#### [Task]
Extract the listing in its entirety, keeping each line identical to the original.
-------------------------
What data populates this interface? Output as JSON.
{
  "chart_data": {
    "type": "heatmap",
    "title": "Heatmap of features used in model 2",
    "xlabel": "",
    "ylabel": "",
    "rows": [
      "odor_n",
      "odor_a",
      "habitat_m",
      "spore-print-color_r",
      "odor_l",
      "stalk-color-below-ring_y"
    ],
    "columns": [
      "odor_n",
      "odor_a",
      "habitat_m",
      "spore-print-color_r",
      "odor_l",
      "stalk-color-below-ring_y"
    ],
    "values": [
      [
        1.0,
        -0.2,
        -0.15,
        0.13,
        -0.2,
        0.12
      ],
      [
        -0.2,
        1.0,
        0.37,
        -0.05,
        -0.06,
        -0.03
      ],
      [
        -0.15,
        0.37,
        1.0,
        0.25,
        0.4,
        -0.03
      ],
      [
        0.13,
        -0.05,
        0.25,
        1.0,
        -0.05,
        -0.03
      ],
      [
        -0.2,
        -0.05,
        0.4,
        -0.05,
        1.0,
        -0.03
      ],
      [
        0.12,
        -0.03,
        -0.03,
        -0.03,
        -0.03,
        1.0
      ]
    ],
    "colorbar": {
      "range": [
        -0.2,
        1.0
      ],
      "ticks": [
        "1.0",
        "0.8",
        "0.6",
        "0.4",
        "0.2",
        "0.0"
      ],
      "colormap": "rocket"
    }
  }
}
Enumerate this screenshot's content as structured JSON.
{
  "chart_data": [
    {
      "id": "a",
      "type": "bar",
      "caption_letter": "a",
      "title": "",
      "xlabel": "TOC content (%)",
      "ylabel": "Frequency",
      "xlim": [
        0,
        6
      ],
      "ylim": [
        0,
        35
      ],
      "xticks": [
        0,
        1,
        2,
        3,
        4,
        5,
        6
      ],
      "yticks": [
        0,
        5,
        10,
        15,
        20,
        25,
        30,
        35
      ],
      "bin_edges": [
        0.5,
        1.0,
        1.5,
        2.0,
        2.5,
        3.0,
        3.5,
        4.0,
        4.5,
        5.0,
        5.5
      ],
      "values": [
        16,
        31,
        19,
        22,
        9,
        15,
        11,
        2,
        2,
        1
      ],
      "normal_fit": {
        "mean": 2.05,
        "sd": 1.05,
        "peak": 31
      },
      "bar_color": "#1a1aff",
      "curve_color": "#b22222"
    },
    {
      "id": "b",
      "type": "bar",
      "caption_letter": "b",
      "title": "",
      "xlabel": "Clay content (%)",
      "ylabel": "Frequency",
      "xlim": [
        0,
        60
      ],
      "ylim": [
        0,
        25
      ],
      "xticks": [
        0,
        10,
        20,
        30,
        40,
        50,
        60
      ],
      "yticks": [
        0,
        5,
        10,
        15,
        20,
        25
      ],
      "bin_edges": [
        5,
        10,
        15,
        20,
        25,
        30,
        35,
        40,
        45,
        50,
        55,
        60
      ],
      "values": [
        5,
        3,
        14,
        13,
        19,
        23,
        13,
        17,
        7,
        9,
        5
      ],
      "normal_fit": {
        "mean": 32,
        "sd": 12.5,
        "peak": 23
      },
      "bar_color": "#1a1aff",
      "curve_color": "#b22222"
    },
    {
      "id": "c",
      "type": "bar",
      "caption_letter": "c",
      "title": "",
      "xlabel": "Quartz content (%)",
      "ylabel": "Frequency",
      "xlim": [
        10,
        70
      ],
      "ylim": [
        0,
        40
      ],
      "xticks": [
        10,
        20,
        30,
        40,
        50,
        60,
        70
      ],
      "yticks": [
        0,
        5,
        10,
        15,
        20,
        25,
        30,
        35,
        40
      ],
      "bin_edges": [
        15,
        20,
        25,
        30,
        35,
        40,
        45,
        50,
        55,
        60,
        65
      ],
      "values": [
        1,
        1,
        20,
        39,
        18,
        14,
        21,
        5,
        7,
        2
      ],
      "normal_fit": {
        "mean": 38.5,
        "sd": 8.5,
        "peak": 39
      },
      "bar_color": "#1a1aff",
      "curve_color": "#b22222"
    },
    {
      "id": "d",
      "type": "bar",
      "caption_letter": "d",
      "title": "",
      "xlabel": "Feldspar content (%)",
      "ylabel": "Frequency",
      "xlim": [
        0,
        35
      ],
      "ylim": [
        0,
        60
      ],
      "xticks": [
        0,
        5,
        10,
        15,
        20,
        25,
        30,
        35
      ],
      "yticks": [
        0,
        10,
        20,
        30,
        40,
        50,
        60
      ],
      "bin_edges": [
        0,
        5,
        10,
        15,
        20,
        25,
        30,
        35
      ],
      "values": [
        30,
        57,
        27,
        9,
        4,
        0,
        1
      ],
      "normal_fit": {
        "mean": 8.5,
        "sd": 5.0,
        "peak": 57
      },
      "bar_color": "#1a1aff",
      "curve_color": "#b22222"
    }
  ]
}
-------------------------
#### [Finished task]
What data populates this interface? Output as JSON.
{
  "chart_data": {
    "type": "heatmap",
    "title": "Heatmap of features used in model 2",
    "xlabel": "",
    "ylabel": "",
    "rows": [
      "odor_n",
      "odor_a",
      "habitat_m",
      "spore-print-color_r",
      "odor_l",
      "stalk-color-below-ring_y"
    ],
    "columns": [
      "odor_n",
      "odor_a",
      "habitat_m",
      "spore-print-color_r",
      "odor_l",
      "stalk-color-below-ring_y"
    ],
    "values": [
      [
        1.0,
        -0.2,
        -0.15,
        0.13,
        -0.2,
        0.12
      ],
      [
        -0.2,
        1.0,
        0.37,
        -0.05,
        -0.06,
        -0.03
      ],
      [
        -0.15,
        0.37,
        1.0,
        0.25,
        0.4,
        -0.03
      ],
      [
        0.13,
        -0.05,
        0.25,
        1.0,
        -0.05,
        -0.03
      ],
      [
        -0.2,
        -0.05,
        0.4,
        -0.05,
        1.0,
        -0.03
      ],
      [
        0.12,
        -0.03,
        -0.03,
        -0.03,
        -0.03,
        1.0
      ]
    ],
    "colorbar": {
      "range": [
        -0.2,
        1.0
      ],
      "ticks": [
        "1.0",
        "0.8",
        "0.6",
        "0.4",
        "0.2",
        "0.0"
      ],
      "colormap": "rocket"
    }
  }
}
Enumerate this screenshot's content as structured JSON.
{
  "chart_data": [
    {
      "id": "a",
      "type": "bar",
      "caption_letter": "a",
      "title": "",
      "xlabel": "TOC content (%)",
      "ylabel": "Frequency",
      "xlim": [
        0,
        6
      ],
      "ylim": [
        0,
        35
      ],
      "xticks": [
        0,
        1,
        2,
        3,
        4,
        5,
        6
      ],
      "yticks": [
        0,
        5,
        10,
        15,
        20,
        25,
        30,
        35
      ],
      "bin_edges": [
        0.5,
        1.0,
        1.5,
        2.0,
        2.5,
        3.0,
        3.5,
        4.0,
        4.5,
        5.0,
        5.5
      ],
      "values": [
        16,
        31,
        19,
        22,
        9,
        15,
        11,
        2,
        2,
        1
      ],
      "normal_fit": {
        "mean": 2.05,
        "sd": 1.05,
        "peak": 31
      },
      "bar_color": "#1a1aff",
      "curve_color": "#b22222"
    },
    {
      "id": "b",
      "type": "bar",
      "caption_letter": "b",
      "title": "",
      "xlabel": "Clay content (%)",
      "ylabel": "Frequency",
      "xlim": [
        0,
        60
      ],
      "ylim": [
        0,
        25
      ],
      "xticks": [
        0,
        10,
        20,
        30,
        40,
        50,
        60
      ],
      "yticks": [
        0,
        5,
        10,
        15,
        20,
        25
      ],
      "bin_edges": [
        5,
        10,
        15,
        20,
        25,
        30,
        35,
        40,
        45,
        50,
        55,
        60
      ],
      "values": [
        5,
        3,
        14,
        13,
        19,
        23,
        13,
        17,
        7,
        9,
        5
      ],
      "normal_fit": {
        "mean": 32,
        "sd": 12.5,
        "peak": 23
      },
      "bar_color": "#1a1aff",
      "curve_color": "#b22222"
    },
    {
      "id": "c",
      "type": "bar",
      "caption_letter": "c",
      "title": "",
      "xlabel": "Quartz content (%)",
      "ylabel": "Frequency",
      "xlim": [
        10,
        70
      ],
      "ylim": [
        0,
        40
      ],
      "xticks": [
        10,
        20,
        30,
        40,
        50,
        60,
        70
      ],
      "yticks": [
        0,
        5,
        10,
        15,
        20,
        25,
        30,
        35,
        40
      ],
      "bin_edges": [
        15,
        20,
        25,
        30,
        35,
        40,
        45,
        50,
        55,
        60,
        65
      ],
      "values": [
        1,
        1,
        20,
        39,
        18,
        14,
        21,
        5,
        7,
        2
      ],
      "normal_fit": {
        "mean": 38.5,
        "sd": 8.5,
        "peak": 39
      },
      "bar_color": "#1a1aff",
      "curve_color": "#b22222"
    },
    {
      "id": "d",
      "type": "bar",
      "caption_letter": "d",
      "title": "",
      "xlabel": "Feldspar content (%)",
      "ylabel": "Frequency",
      "xlim": [
        0,
        35
      ],
      "ylim": [
        0,
        60
      ],
      "xticks": [
        0,
        5,
        10,
        15,
        20,
        25,
        30,
        35
      ],
      "yticks": [
        0,
        10,
        20,
        30,
        40,
        50,
        60
      ],
      "bin_edges": [
        0,
        5,
        10,
        15,
        20,
        25,
        30,
        35
      ],
      "values": [
        30,
        57,
        27,
        9,
        4,
        0,
        1
      ],
      "normal_fit": {
        "mean": 8.5,
        "sd": 5.0,
        "peak": 57
      },
      "bar_color": "#1a1aff",
      "curve_color": "#b22222"
    }
  ]
}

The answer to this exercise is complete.